• [GIVEN EXERCISE]:
Return the material word for word. Do not include pictures.

Data entries
----------

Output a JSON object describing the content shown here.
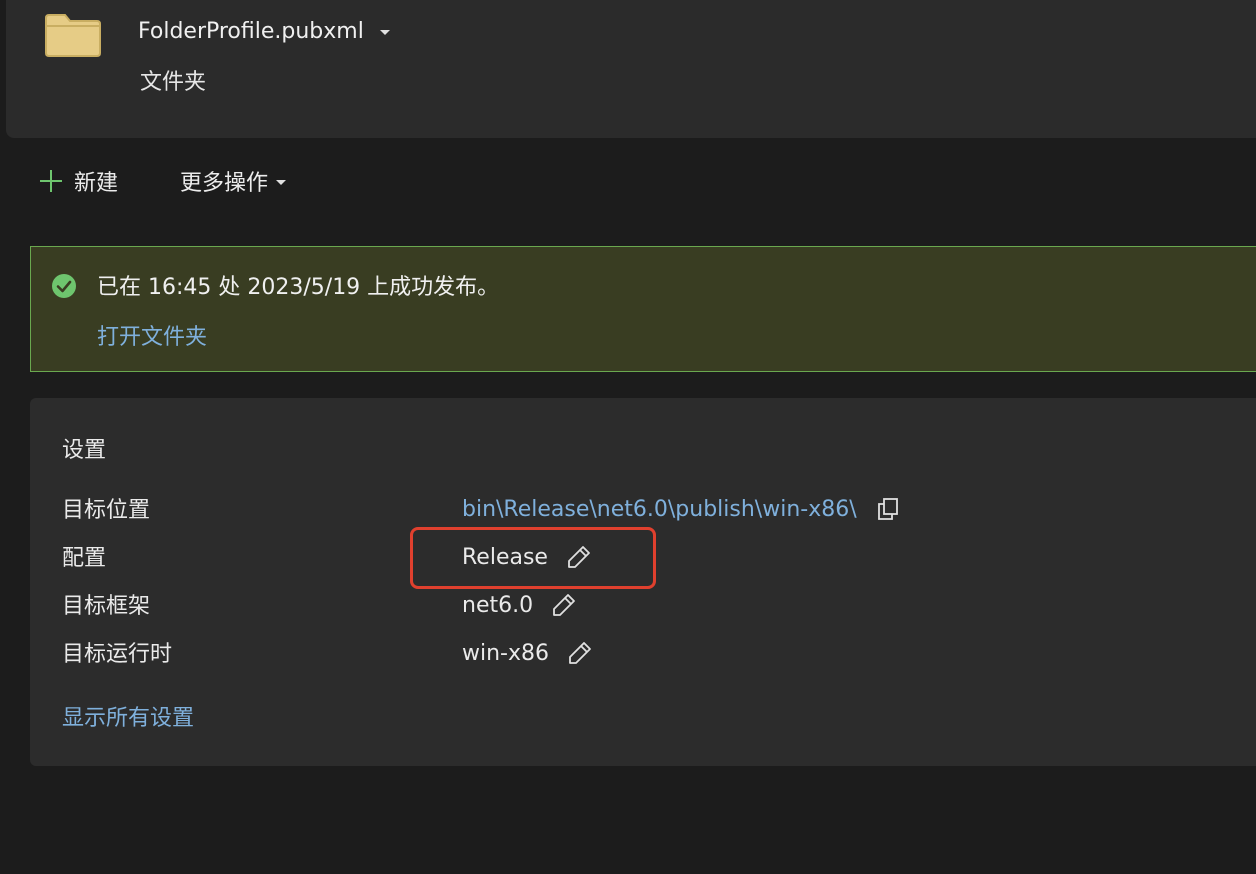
{
  "profile": {
    "name": "FolderProfile.pubxml",
    "type": "文件夹"
  },
  "commands": {
    "new_label": "新建",
    "more_label": "更多操作"
  },
  "banner": {
    "message": "已在 16:45 处 2023/5/19 上成功发布。",
    "link": "打开文件夹"
  },
  "settings": {
    "title": "设置",
    "rows": [
      {
        "label": "目标位置",
        "value": "bin\\Release\\net6.0\\publish\\win-x86\\",
        "action_icon": "copy-icon"
      },
      {
        "label": "配置",
        "value": "Release",
        "action_icon": "edit-icon"
      },
      {
        "label": "目标框架",
        "value": "net6.0",
        "action_icon": "edit-icon"
      },
      {
        "label": "目标运行时",
        "value": "win-x86",
        "action_icon": "edit-icon"
      }
    ],
    "show_all_link": "显示所有设置"
  },
  "colors": {
    "background": "#1c1c1c",
    "card": "#2b2b2b",
    "banner_bg": "#393d22",
    "banner_border": "#6aa84f",
    "success": "#6ec56e",
    "link": "#7fb0dc",
    "highlight": "#e0402e",
    "folder": "#e8d08a"
  }
}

----------

• [EXERCISE SOLUTION]:
Output a JSON object describing the content shown here.
{
  "profile": {
    "name": "FolderProfile.pubxml",
    "type": "文件夹"
  },
  "commands": {
    "new_label": "新建",
    "more_label": "更多操作"
  },
  "banner": {
    "message": "已在 16:45 处 2023/5/19 上成功发布。",
    "link": "打开文件夹"
  },
  "settings": {
    "title": "设置",
    "rows": [
      {
        "label": "目标位置",
        "value": "bin\\Release\\net6.0\\publish\\win-x86\\",
        "action_icon": "copy-icon"
      },
      {
        "label": "配置",
        "value": "Release",
        "action_icon": "edit-icon"
      },
      {
        "label": "目标框架",
        "value": "net6.0",
        "action_icon": "edit-icon"
      },
      {
        "label": "目标运行时",
        "value": "win-x86",
        "action_icon": "edit-icon"
      }
    ],
    "show_all_link": "显示所有设置"
  },
  "colors": {
    "background": "#1c1c1c",
    "card": "#2b2b2b",
    "banner_bg": "#393d22",
    "banner_border": "#6aa84f",
    "success": "#6ec56e",
    "link": "#7fb0dc",
    "highlight": "#e0402e",
    "folder": "#e8d08a"
  }
}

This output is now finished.